WHAT IS ASKED:
Copy out the material below in full, but not its images.

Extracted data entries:

# # #

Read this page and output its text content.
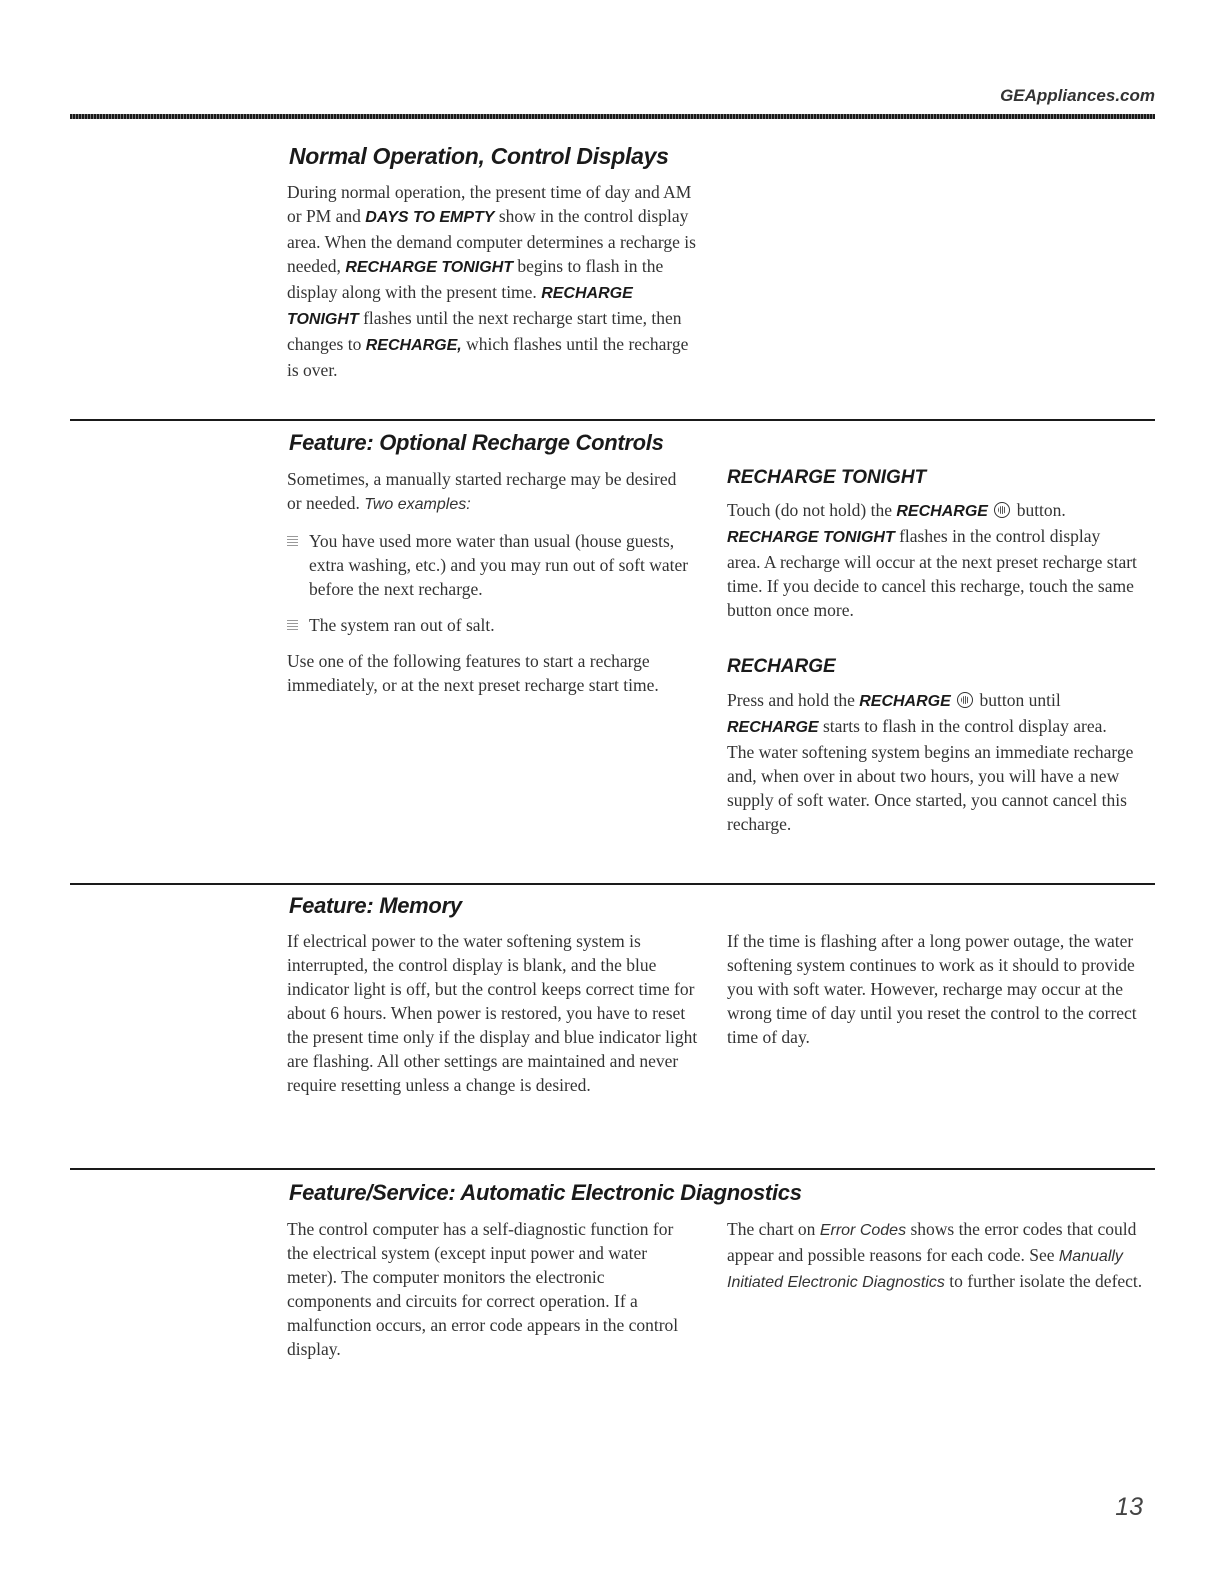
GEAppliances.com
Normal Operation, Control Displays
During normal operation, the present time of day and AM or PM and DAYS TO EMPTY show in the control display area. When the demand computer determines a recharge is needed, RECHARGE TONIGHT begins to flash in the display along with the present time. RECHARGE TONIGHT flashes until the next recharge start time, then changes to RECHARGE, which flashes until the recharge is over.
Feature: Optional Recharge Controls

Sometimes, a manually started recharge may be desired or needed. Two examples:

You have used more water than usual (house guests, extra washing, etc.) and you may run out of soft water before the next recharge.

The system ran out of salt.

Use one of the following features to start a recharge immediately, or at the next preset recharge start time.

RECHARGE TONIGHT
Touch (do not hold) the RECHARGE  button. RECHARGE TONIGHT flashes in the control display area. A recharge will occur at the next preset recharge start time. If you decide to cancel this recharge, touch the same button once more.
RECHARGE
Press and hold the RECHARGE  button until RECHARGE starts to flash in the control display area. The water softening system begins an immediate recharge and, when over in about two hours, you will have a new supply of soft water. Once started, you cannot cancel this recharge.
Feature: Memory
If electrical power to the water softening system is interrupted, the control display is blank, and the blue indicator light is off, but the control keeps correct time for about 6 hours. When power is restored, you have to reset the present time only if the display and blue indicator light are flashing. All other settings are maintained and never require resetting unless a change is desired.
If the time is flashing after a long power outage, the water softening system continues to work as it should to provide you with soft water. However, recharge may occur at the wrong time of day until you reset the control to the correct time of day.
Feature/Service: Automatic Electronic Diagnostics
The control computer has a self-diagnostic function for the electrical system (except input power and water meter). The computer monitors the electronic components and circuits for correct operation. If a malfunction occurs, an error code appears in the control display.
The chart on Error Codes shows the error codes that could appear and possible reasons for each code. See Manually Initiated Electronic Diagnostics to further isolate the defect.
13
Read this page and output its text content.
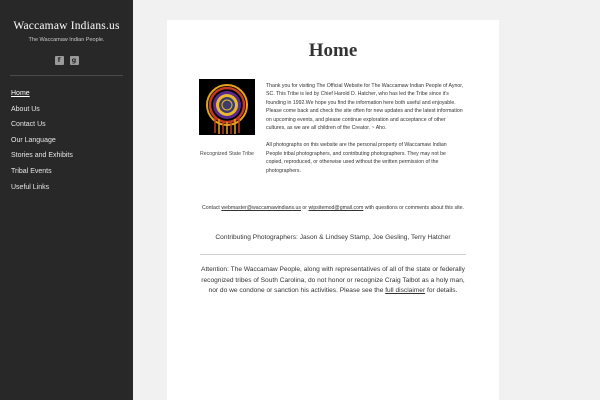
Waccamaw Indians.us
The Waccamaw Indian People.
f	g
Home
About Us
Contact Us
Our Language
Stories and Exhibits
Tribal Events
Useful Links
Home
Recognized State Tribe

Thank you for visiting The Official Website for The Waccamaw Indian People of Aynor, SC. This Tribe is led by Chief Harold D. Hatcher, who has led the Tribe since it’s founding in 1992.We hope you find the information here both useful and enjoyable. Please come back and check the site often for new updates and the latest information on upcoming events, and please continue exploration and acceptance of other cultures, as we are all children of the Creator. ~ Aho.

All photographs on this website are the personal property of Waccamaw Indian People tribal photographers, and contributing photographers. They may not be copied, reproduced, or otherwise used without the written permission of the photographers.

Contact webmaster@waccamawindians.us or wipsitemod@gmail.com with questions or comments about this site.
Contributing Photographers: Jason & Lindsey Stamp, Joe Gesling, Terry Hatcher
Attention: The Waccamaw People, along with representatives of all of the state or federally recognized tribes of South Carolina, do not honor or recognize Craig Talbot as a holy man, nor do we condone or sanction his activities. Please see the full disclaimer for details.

# # #

TASK RESPONSE:
Read this page and output its text content.
GEAppliances.com
Normal Operation, Control Displays
During normal operation, the present time of day and AM or PM and DAYS TO EMPTY show in the control display area. When the demand computer determines a recharge is needed, RECHARGE TONIGHT begins to flash in the display along with the present time. RECHARGE TONIGHT flashes until the next recharge start time, then changes to RECHARGE, which flashes until the recharge is over.
Feature: Optional Recharge Controls

Sometimes, a manually started recharge may be desired or needed. Two examples:

You have used more water than usual (house guests, extra washing, etc.) and you may run out of soft water before the next recharge.

The system ran out of salt.

Use one of the following features to start a recharge immediately, or at the next preset recharge start time.

RECHARGE TONIGHT
Touch (do not hold) the RECHARGE  button. RECHARGE TONIGHT flashes in the control display area. A recharge will occur at the next preset recharge start time. If you decide to cancel this recharge, touch the same button once more.
RECHARGE
Press and hold the RECHARGE  button until RECHARGE starts to flash in the control display area. The water softening system begins an immediate recharge and, when over in about two hours, you will have a new supply of soft water. Once started, you cannot cancel this recharge.
Feature: Memory
If electrical power to the water softening system is interrupted, the control display is blank, and the blue indicator light is off, but the control keeps correct time for about 6 hours. When power is restored, you have to reset the present time only if the display and blue indicator light are flashing. All other settings are maintained and never require resetting unless a change is desired.
If the time is flashing after a long power outage, the water softening system continues to work as it should to provide you with soft water. However, recharge may occur at the wrong time of day until you reset the control to the correct time of day.
Feature/Service: Automatic Electronic Diagnostics
The control computer has a self-diagnostic function for the electrical system (except input power and water meter). The computer monitors the electronic components and circuits for correct operation. If a malfunction occurs, an error code appears in the control display.
The chart on Error Codes shows the error codes that could appear and possible reasons for each code. See Manually Initiated Electronic Diagnostics to further isolate the defect.
13
Read this page and output its text content.
Waccamaw Indians.us
The Waccamaw Indian People.
f	g
Home
About Us
Contact Us
Our Language
Stories and Exhibits
Tribal Events
Useful Links
Home
Recognized State Tribe

Thank you for visiting The Official Website for The Waccamaw Indian People of Aynor, SC. This Tribe is led by Chief Harold D. Hatcher, who has led the Tribe since it’s founding in 1992.We hope you find the information here both useful and enjoyable. Please come back and check the site often for new updates and the latest information on upcoming events, and please continue exploration and acceptance of other cultures, as we are all children of the Creator. ~ Aho.

All photographs on this website are the personal property of Waccamaw Indian People tribal photographers, and contributing photographers. They may not be copied, reproduced, or otherwise used without the written permission of the photographers.

Contact webmaster@waccamawindians.us or wipsitemod@gmail.com with questions or comments about this site.
Contributing Photographers: Jason & Lindsey Stamp, Joe Gesling, Terry Hatcher
Attention: The Waccamaw People, along with representatives of all of the state or federally recognized tribes of South Carolina, do not honor or recognize Craig Talbot as a holy man, nor do we condone or sanction his activities. Please see the full disclaimer for details.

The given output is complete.